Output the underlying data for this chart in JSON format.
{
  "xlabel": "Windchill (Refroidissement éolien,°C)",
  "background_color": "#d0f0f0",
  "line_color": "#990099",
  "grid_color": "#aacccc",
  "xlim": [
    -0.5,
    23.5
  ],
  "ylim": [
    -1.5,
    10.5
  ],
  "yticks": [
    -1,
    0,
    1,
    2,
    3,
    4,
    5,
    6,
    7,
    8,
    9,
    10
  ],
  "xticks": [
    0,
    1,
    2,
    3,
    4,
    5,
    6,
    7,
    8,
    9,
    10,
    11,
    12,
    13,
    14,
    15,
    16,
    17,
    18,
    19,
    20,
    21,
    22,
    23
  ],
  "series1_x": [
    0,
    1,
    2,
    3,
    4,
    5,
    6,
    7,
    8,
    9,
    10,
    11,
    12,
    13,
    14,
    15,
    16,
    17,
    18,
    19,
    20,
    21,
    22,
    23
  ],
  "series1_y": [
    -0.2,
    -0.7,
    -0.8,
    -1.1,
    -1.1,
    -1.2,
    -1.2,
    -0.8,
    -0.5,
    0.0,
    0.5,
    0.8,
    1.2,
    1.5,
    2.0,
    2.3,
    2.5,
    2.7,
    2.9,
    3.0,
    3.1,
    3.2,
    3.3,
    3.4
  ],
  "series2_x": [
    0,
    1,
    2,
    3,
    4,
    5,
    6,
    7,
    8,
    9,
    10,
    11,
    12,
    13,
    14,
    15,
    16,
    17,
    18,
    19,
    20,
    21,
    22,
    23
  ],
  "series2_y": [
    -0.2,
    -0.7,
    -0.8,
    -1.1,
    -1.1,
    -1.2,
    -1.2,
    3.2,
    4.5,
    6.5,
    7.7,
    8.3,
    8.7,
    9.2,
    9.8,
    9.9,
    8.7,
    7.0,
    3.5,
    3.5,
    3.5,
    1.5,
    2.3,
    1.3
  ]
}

__________________________________________________

◆ **Exercise description**
Word for word, write out all of the data above.

◆ **Result of this task**
Output the underlying data for this chart in JSON format.
{
  "xlabel": "Windchill (Refroidissement éolien,°C)",
  "background_color": "#d0f0f0",
  "line_color": "#990099",
  "grid_color": "#aacccc",
  "xlim": [
    -0.5,
    23.5
  ],
  "ylim": [
    -1.5,
    10.5
  ],
  "yticks": [
    -1,
    0,
    1,
    2,
    3,
    4,
    5,
    6,
    7,
    8,
    9,
    10
  ],
  "xticks": [
    0,
    1,
    2,
    3,
    4,
    5,
    6,
    7,
    8,
    9,
    10,
    11,
    12,
    13,
    14,
    15,
    16,
    17,
    18,
    19,
    20,
    21,
    22,
    23
  ],
  "series1_x": [
    0,
    1,
    2,
    3,
    4,
    5,
    6,
    7,
    8,
    9,
    10,
    11,
    12,
    13,
    14,
    15,
    16,
    17,
    18,
    19,
    20,
    21,
    22,
    23
  ],
  "series1_y": [
    -0.2,
    -0.7,
    -0.8,
    -1.1,
    -1.1,
    -1.2,
    -1.2,
    -0.8,
    -0.5,
    0.0,
    0.5,
    0.8,
    1.2,
    1.5,
    2.0,
    2.3,
    2.5,
    2.7,
    2.9,
    3.0,
    3.1,
    3.2,
    3.3,
    3.4
  ],
  "series2_x": [
    0,
    1,
    2,
    3,
    4,
    5,
    6,
    7,
    8,
    9,
    10,
    11,
    12,
    13,
    14,
    15,
    16,
    17,
    18,
    19,
    20,
    21,
    22,
    23
  ],
  "series2_y": [
    -0.2,
    -0.7,
    -0.8,
    -1.1,
    -1.1,
    -1.2,
    -1.2,
    3.2,
    4.5,
    6.5,
    7.7,
    8.3,
    8.7,
    9.2,
    9.8,
    9.9,
    8.7,
    7.0,
    3.5,
    3.5,
    3.5,
    1.5,
    2.3,
    1.3
  ]
}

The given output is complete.